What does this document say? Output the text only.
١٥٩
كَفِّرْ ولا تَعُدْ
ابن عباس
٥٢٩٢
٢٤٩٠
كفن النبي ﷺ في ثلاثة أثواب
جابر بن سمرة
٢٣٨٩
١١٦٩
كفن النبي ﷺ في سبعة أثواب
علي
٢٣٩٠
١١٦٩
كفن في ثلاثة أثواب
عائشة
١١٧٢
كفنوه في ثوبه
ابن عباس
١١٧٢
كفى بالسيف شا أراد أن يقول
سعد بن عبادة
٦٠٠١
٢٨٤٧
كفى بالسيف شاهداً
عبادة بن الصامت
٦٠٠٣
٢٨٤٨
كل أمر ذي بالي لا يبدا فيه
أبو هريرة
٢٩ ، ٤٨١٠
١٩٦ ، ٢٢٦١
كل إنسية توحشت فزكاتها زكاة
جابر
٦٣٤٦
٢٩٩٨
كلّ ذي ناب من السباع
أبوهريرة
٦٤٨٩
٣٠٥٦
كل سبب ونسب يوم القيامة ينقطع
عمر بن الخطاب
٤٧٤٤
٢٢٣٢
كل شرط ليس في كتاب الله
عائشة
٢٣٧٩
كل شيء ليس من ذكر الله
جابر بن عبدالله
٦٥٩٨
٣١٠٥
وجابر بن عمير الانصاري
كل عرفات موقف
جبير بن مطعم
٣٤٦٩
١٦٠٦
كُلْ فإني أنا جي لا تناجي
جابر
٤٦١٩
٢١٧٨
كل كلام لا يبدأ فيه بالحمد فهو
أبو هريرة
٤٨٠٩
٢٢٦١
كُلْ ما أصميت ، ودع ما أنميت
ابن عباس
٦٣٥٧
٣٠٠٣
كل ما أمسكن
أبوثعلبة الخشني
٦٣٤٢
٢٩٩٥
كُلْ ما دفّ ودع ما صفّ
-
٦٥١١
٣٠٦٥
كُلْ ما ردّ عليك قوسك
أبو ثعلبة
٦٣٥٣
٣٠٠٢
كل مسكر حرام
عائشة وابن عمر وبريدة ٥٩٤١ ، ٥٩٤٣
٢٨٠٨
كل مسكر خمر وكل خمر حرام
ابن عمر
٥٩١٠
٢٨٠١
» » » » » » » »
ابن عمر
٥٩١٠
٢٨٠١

----------

■ WHAT IS ASKED: Could you quote the material above in full, exactly as it stands?

■ FULL OUTPUT:
What does this document say? Output the text only.
١٥٩
كَفِّرْ ولا تَعُدْ
ابن عباس
٥٢٩٢
٢٤٩٠
كفن النبي ﷺ في ثلاثة أثواب
جابر بن سمرة
٢٣٨٩
١١٦٩
كفن النبي ﷺ في سبعة أثواب
علي
٢٣٩٠
١١٦٩
كفن في ثلاثة أثواب
عائشة
١١٧٢
كفنوه في ثوبه
ابن عباس
١١٧٢
كفى بالسيف شا أراد أن يقول
سعد بن عبادة
٦٠٠١
٢٨٤٧
كفى بالسيف شاهداً
عبادة بن الصامت
٦٠٠٣
٢٨٤٨
كل أمر ذي بالي لا يبدا فيه
أبو هريرة
٢٩ ، ٤٨١٠
١٩٦ ، ٢٢٦١
كل إنسية توحشت فزكاتها زكاة
جابر
٦٣٤٦
٢٩٩٨
كلّ ذي ناب من السباع
أبوهريرة
٦٤٨٩
٣٠٥٦
كل سبب ونسب يوم القيامة ينقطع
عمر بن الخطاب
٤٧٤٤
٢٢٣٢
كل شرط ليس في كتاب الله
عائشة
٢٣٧٩
كل شيء ليس من ذكر الله
جابر بن عبدالله
٦٥٩٨
٣١٠٥
وجابر بن عمير الانصاري
كل عرفات موقف
جبير بن مطعم
٣٤٦٩
١٦٠٦
كُلْ فإني أنا جي لا تناجي
جابر
٤٦١٩
٢١٧٨
كل كلام لا يبدأ فيه بالحمد فهو
أبو هريرة
٤٨٠٩
٢٢٦١
كُلْ ما أصميت ، ودع ما أنميت
ابن عباس
٦٣٥٧
٣٠٠٣
كل ما أمسكن
أبوثعلبة الخشني
٦٣٤٢
٢٩٩٥
كُلْ ما دفّ ودع ما صفّ
-
٦٥١١
٣٠٦٥
كُلْ ما ردّ عليك قوسك
أبو ثعلبة
٦٣٥٣
٣٠٠٢
كل مسكر حرام
عائشة وابن عمر وبريدة ٥٩٤١ ، ٥٩٤٣
٢٨٠٨
كل مسكر خمر وكل خمر حرام
ابن عمر
٥٩١٠
٢٨٠١
» » » » » » » »
ابن عمر
٥٩١٠
٢٨٠١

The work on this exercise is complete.